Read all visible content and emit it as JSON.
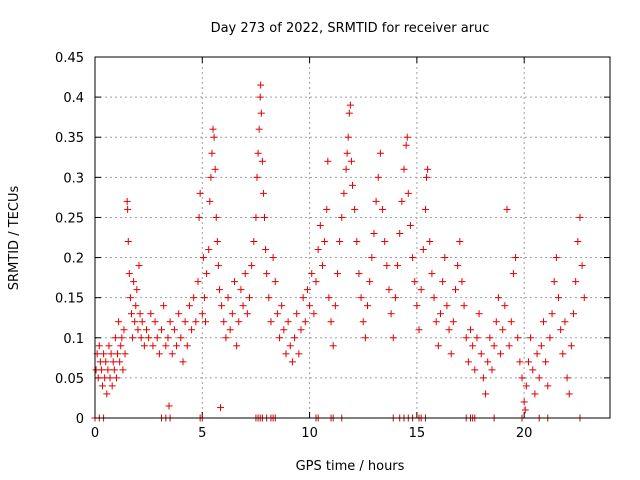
{
  "chart_data": {
    "type": "scatter",
    "title": "Day 273 of 2022, SRMTID for receiver aruc",
    "xlabel": "GPS time / hours",
    "ylabel": "SRMTID / TECUs",
    "xlim": [
      0,
      24
    ],
    "ylim": [
      0,
      0.45
    ],
    "xticks": [
      0,
      5,
      10,
      15,
      20
    ],
    "xtick_labels": [
      "0",
      "5",
      "10",
      "15",
      "20"
    ],
    "yticks": [
      0,
      0.05,
      0.1,
      0.15,
      0.2,
      0.25,
      0.3,
      0.35,
      0.4,
      0.45
    ],
    "ytick_labels": [
      "0",
      "0.05",
      "0.1",
      "0.15",
      "0.2",
      "0.25",
      "0.3",
      "0.35",
      "0.4",
      "0.45"
    ],
    "grid": true,
    "marker": "+",
    "color": "#e00000",
    "series": [
      {
        "name": "SRMTID",
        "points": [
          [
            0.05,
            0.06
          ],
          [
            0.1,
            0.08
          ],
          [
            0.15,
            0.05
          ],
          [
            0.2,
            0.09
          ],
          [
            0.25,
            0.07
          ],
          [
            0.3,
            0.06
          ],
          [
            0.35,
            0.04
          ],
          [
            0.4,
            0.08
          ],
          [
            0.45,
            0.05
          ],
          [
            0.5,
            0.07
          ],
          [
            0.55,
            0.03
          ],
          [
            0.6,
            0.06
          ],
          [
            0.65,
            0.09
          ],
          [
            0.7,
            0.05
          ],
          [
            0.75,
            0.08
          ],
          [
            0.8,
            0.04
          ],
          [
            0.85,
            0.07
          ],
          [
            0.9,
            0.06
          ],
          [
            0.95,
            0.1
          ],
          [
            1.0,
            0.05
          ],
          [
            1.05,
            0.08
          ],
          [
            1.1,
            0.12
          ],
          [
            1.15,
            0.07
          ],
          [
            1.2,
            0.09
          ],
          [
            1.25,
            0.1
          ],
          [
            1.3,
            0.06
          ],
          [
            1.35,
            0.11
          ],
          [
            1.4,
            0.08
          ],
          [
            1.5,
            0.27
          ],
          [
            1.52,
            0.26
          ],
          [
            1.55,
            0.22
          ],
          [
            1.6,
            0.18
          ],
          [
            1.65,
            0.15
          ],
          [
            1.7,
            0.13
          ],
          [
            1.75,
            0.1
          ],
          [
            1.8,
            0.17
          ],
          [
            1.85,
            0.12
          ],
          [
            1.9,
            0.14
          ],
          [
            1.95,
            0.16
          ],
          [
            2.0,
            0.11
          ],
          [
            2.05,
            0.19
          ],
          [
            2.1,
            0.13
          ],
          [
            2.15,
            0.1
          ],
          [
            2.2,
            0.12
          ],
          [
            2.3,
            0.09
          ],
          [
            2.4,
            0.11
          ],
          [
            2.5,
            0.1
          ],
          [
            2.6,
            0.13
          ],
          [
            2.7,
            0.09
          ],
          [
            2.8,
            0.12
          ],
          [
            2.9,
            0.1
          ],
          [
            3.0,
            0.08
          ],
          [
            3.1,
            0.11
          ],
          [
            3.2,
            0.14
          ],
          [
            3.3,
            0.09
          ],
          [
            3.4,
            0.1
          ],
          [
            3.45,
            0.015
          ],
          [
            3.5,
            0.12
          ],
          [
            3.6,
            0.08
          ],
          [
            3.7,
            0.11
          ],
          [
            3.8,
            0.09
          ],
          [
            3.9,
            0.13
          ],
          [
            4.0,
            0.1
          ],
          [
            4.1,
            0.07
          ],
          [
            4.2,
            0.12
          ],
          [
            4.3,
            0.09
          ],
          [
            4.4,
            0.14
          ],
          [
            4.5,
            0.11
          ],
          [
            4.6,
            0.15
          ],
          [
            4.7,
            0.12
          ],
          [
            4.8,
            0.17
          ],
          [
            4.85,
            0.25
          ],
          [
            4.9,
            0.28
          ],
          [
            5.0,
            0.13
          ],
          [
            5.05,
            0.2
          ],
          [
            5.1,
            0.15
          ],
          [
            5.15,
            0.12
          ],
          [
            5.2,
            0.18
          ],
          [
            5.3,
            0.21
          ],
          [
            5.35,
            0.27
          ],
          [
            5.4,
            0.3
          ],
          [
            5.45,
            0.33
          ],
          [
            5.5,
            0.36
          ],
          [
            5.55,
            0.35
          ],
          [
            5.6,
            0.31
          ],
          [
            5.65,
            0.25
          ],
          [
            5.7,
            0.22
          ],
          [
            5.75,
            0.19
          ],
          [
            5.8,
            0.16
          ],
          [
            5.85,
            0.013
          ],
          [
            5.9,
            0.14
          ],
          [
            6.0,
            0.12
          ],
          [
            6.1,
            0.1
          ],
          [
            6.2,
            0.15
          ],
          [
            6.3,
            0.11
          ],
          [
            6.4,
            0.13
          ],
          [
            6.5,
            0.17
          ],
          [
            6.6,
            0.09
          ],
          [
            6.7,
            0.12
          ],
          [
            6.8,
            0.16
          ],
          [
            6.9,
            0.14
          ],
          [
            7.0,
            0.18
          ],
          [
            7.1,
            0.13
          ],
          [
            7.2,
            0.15
          ],
          [
            7.3,
            0.19
          ],
          [
            7.4,
            0.22
          ],
          [
            7.5,
            0.25
          ],
          [
            7.55,
            0.3
          ],
          [
            7.6,
            0.33
          ],
          [
            7.65,
            0.36
          ],
          [
            7.7,
            0.4
          ],
          [
            7.72,
            0.415
          ],
          [
            7.75,
            0.38
          ],
          [
            7.8,
            0.32
          ],
          [
            7.85,
            0.28
          ],
          [
            7.9,
            0.25
          ],
          [
            7.95,
            0.21
          ],
          [
            8.0,
            0.18
          ],
          [
            8.1,
            0.15
          ],
          [
            8.2,
            0.12
          ],
          [
            8.3,
            0.2
          ],
          [
            8.4,
            0.17
          ],
          [
            8.5,
            0.13
          ],
          [
            8.6,
            0.1
          ],
          [
            8.7,
            0.14
          ],
          [
            8.8,
            0.11
          ],
          [
            8.9,
            0.08
          ],
          [
            9.0,
            0.12
          ],
          [
            9.1,
            0.09
          ],
          [
            9.2,
            0.07
          ],
          [
            9.3,
            0.1
          ],
          [
            9.4,
            0.13
          ],
          [
            9.5,
            0.08
          ],
          [
            9.6,
            0.11
          ],
          [
            9.7,
            0.15
          ],
          [
            9.8,
            0.12
          ],
          [
            9.9,
            0.16
          ],
          [
            10.0,
            0.14
          ],
          [
            10.1,
            0.18
          ],
          [
            10.2,
            0.13
          ],
          [
            10.3,
            0.17
          ],
          [
            10.4,
            0.21
          ],
          [
            10.5,
            0.24
          ],
          [
            10.6,
            0.19
          ],
          [
            10.7,
            0.22
          ],
          [
            10.8,
            0.26
          ],
          [
            10.85,
            0.32
          ],
          [
            10.9,
            0.15
          ],
          [
            11.0,
            0.12
          ],
          [
            11.1,
            0.09
          ],
          [
            11.2,
            0.14
          ],
          [
            11.3,
            0.18
          ],
          [
            11.4,
            0.22
          ],
          [
            11.5,
            0.25
          ],
          [
            11.6,
            0.28
          ],
          [
            11.7,
            0.31
          ],
          [
            11.75,
            0.33
          ],
          [
            11.8,
            0.35
          ],
          [
            11.85,
            0.38
          ],
          [
            11.9,
            0.39
          ],
          [
            11.95,
            0.32
          ],
          [
            12.0,
            0.29
          ],
          [
            12.1,
            0.26
          ],
          [
            12.2,
            0.22
          ],
          [
            12.3,
            0.18
          ],
          [
            12.4,
            0.15
          ],
          [
            12.5,
            0.12
          ],
          [
            12.6,
            0.1
          ],
          [
            12.7,
            0.14
          ],
          [
            12.8,
            0.17
          ],
          [
            12.9,
            0.2
          ],
          [
            13.0,
            0.23
          ],
          [
            13.1,
            0.27
          ],
          [
            13.2,
            0.3
          ],
          [
            13.3,
            0.33
          ],
          [
            13.4,
            0.26
          ],
          [
            13.5,
            0.22
          ],
          [
            13.6,
            0.19
          ],
          [
            13.7,
            0.16
          ],
          [
            13.8,
            0.13
          ],
          [
            13.9,
            0.1
          ],
          [
            14.0,
            0.15
          ],
          [
            14.1,
            0.19
          ],
          [
            14.2,
            0.23
          ],
          [
            14.3,
            0.27
          ],
          [
            14.4,
            0.31
          ],
          [
            14.5,
            0.34
          ],
          [
            14.55,
            0.35
          ],
          [
            14.6,
            0.28
          ],
          [
            14.7,
            0.24
          ],
          [
            14.8,
            0.2
          ],
          [
            14.9,
            0.17
          ],
          [
            15.0,
            0.14
          ],
          [
            15.1,
            0.11
          ],
          [
            15.2,
            0.16
          ],
          [
            15.3,
            0.21
          ],
          [
            15.4,
            0.26
          ],
          [
            15.45,
            0.3
          ],
          [
            15.5,
            0.31
          ],
          [
            15.6,
            0.22
          ],
          [
            15.7,
            0.18
          ],
          [
            15.8,
            0.15
          ],
          [
            15.9,
            0.12
          ],
          [
            16.0,
            0.09
          ],
          [
            16.1,
            0.13
          ],
          [
            16.2,
            0.17
          ],
          [
            16.3,
            0.2
          ],
          [
            16.4,
            0.14
          ],
          [
            16.5,
            0.11
          ],
          [
            16.6,
            0.08
          ],
          [
            16.7,
            0.12
          ],
          [
            16.8,
            0.16
          ],
          [
            16.9,
            0.19
          ],
          [
            17.0,
            0.22
          ],
          [
            17.1,
            0.17
          ],
          [
            17.2,
            0.14
          ],
          [
            17.3,
            0.1
          ],
          [
            17.4,
            0.07
          ],
          [
            17.5,
            0.11
          ],
          [
            17.6,
            0.09
          ],
          [
            17.7,
            0.06
          ],
          [
            17.8,
            0.1
          ],
          [
            17.9,
            0.13
          ],
          [
            18.0,
            0.08
          ],
          [
            18.1,
            0.05
          ],
          [
            18.2,
            0.03
          ],
          [
            18.3,
            0.07
          ],
          [
            18.4,
            0.1
          ],
          [
            18.5,
            0.06
          ],
          [
            18.6,
            0.09
          ],
          [
            18.7,
            0.12
          ],
          [
            18.8,
            0.15
          ],
          [
            18.9,
            0.08
          ],
          [
            19.0,
            0.11
          ],
          [
            19.1,
            0.14
          ],
          [
            19.2,
            0.26
          ],
          [
            19.3,
            0.09
          ],
          [
            19.4,
            0.12
          ],
          [
            19.5,
            0.18
          ],
          [
            19.6,
            0.2
          ],
          [
            19.7,
            0.1
          ],
          [
            19.8,
            0.07
          ],
          [
            19.9,
            0.05
          ],
          [
            20.0,
            0.02
          ],
          [
            20.05,
            0.01
          ],
          [
            20.1,
            0.04
          ],
          [
            20.2,
            0.07
          ],
          [
            20.3,
            0.1
          ],
          [
            20.4,
            0.06
          ],
          [
            20.5,
            0.03
          ],
          [
            20.6,
            0.08
          ],
          [
            20.7,
            0.05
          ],
          [
            20.8,
            0.09
          ],
          [
            20.9,
            0.12
          ],
          [
            21.0,
            0.07
          ],
          [
            21.1,
            0.04
          ],
          [
            21.2,
            0.1
          ],
          [
            21.3,
            0.13
          ],
          [
            21.4,
            0.17
          ],
          [
            21.5,
            0.2
          ],
          [
            21.6,
            0.15
          ],
          [
            21.7,
            0.11
          ],
          [
            21.8,
            0.08
          ],
          [
            21.9,
            0.12
          ],
          [
            22.0,
            0.05
          ],
          [
            22.1,
            0.03
          ],
          [
            22.2,
            0.09
          ],
          [
            22.3,
            0.13
          ],
          [
            22.4,
            0.17
          ],
          [
            22.5,
            0.22
          ],
          [
            22.6,
            0.25
          ],
          [
            22.7,
            0.19
          ],
          [
            22.8,
            0.15
          ]
        ],
        "zero_points": [
          0.0,
          0.2,
          0.4,
          3.1,
          3.3,
          3.5,
          4.9,
          5.0,
          7.5,
          7.6,
          7.7,
          7.8,
          8.0,
          8.2,
          8.3,
          8.4,
          10.3,
          10.4,
          11.0,
          11.1,
          11.5,
          13.9,
          14.2,
          14.4,
          14.6,
          14.8,
          15.1,
          15.2,
          15.4,
          17.3,
          17.5,
          17.6,
          17.7,
          18.6,
          19.9,
          20.7,
          21.1,
          22.6
        ]
      }
    ]
  }
}
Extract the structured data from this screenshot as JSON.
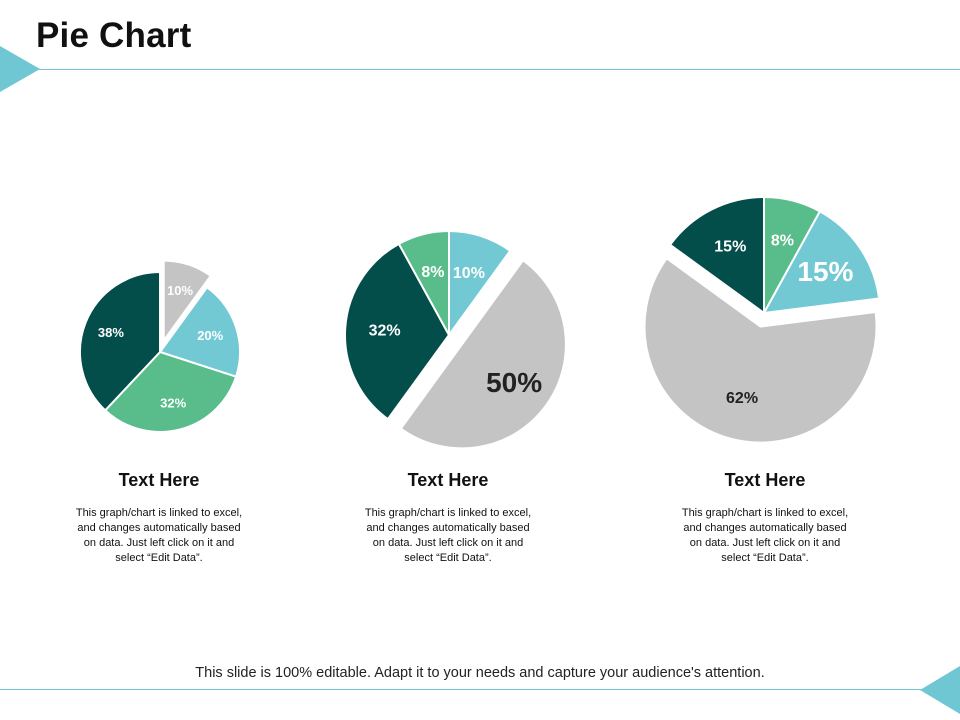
{
  "slide": {
    "title": "Pie Chart",
    "footer": "This slide is 100% editable. Adapt it to your needs and capture your audience's attention."
  },
  "colors": {
    "accent": "#6fc7d3",
    "dark_teal": "#034d4a",
    "green": "#58bd8a",
    "light_blue": "#72c9d4",
    "gray": "#c4c4c4"
  },
  "panels": [
    {
      "heading": "Text Here",
      "body": [
        "This graph/chart is linked to excel,",
        "and changes automatically based",
        "on data. Just left click on it and",
        "select “Edit Data”."
      ]
    },
    {
      "heading": "Text Here",
      "body": [
        "This graph/chart is linked to excel,",
        "and changes automatically based",
        "on data. Just left click on it and",
        "select “Edit Data”."
      ]
    },
    {
      "heading": "Text Here",
      "body": [
        "This graph/chart is linked to excel,",
        "and changes automatically based",
        "on data. Just left click on it and",
        "select “Edit Data”."
      ]
    }
  ],
  "chart_data": [
    {
      "type": "pie",
      "title": "",
      "slices": [
        {
          "label": "10%",
          "value": 10,
          "color": "#c4c4c4",
          "exploded": true
        },
        {
          "label": "20%",
          "value": 20,
          "color": "#72c9d4",
          "exploded": false
        },
        {
          "label": "32%",
          "value": 32,
          "color": "#58bd8a",
          "exploded": false
        },
        {
          "label": "38%",
          "value": 38,
          "color": "#034d4a",
          "exploded": false
        }
      ]
    },
    {
      "type": "pie",
      "title": "",
      "slices": [
        {
          "label": "10%",
          "value": 10,
          "color": "#72c9d4",
          "exploded": false
        },
        {
          "label": "50%",
          "value": 50,
          "color": "#c4c4c4",
          "exploded": true
        },
        {
          "label": "32%",
          "value": 32,
          "color": "#034d4a",
          "exploded": false
        },
        {
          "label": "8%",
          "value": 8,
          "color": "#58bd8a",
          "exploded": false
        }
      ]
    },
    {
      "type": "pie",
      "title": "",
      "slices": [
        {
          "label": "8%",
          "value": 8,
          "color": "#58bd8a",
          "exploded": false
        },
        {
          "label": "15%",
          "value": 15,
          "color": "#72c9d4",
          "exploded": false
        },
        {
          "label": "62%",
          "value": 62,
          "color": "#c4c4c4",
          "exploded": true
        },
        {
          "label": "15%",
          "value": 15,
          "color": "#034d4a",
          "exploded": false
        }
      ]
    }
  ]
}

☆ ☆ ☆ ☆

* [OBJECTIVE]:
Give only the count of lines in which the string "JSON" appears.

* [EXERCISE RESULT]:
2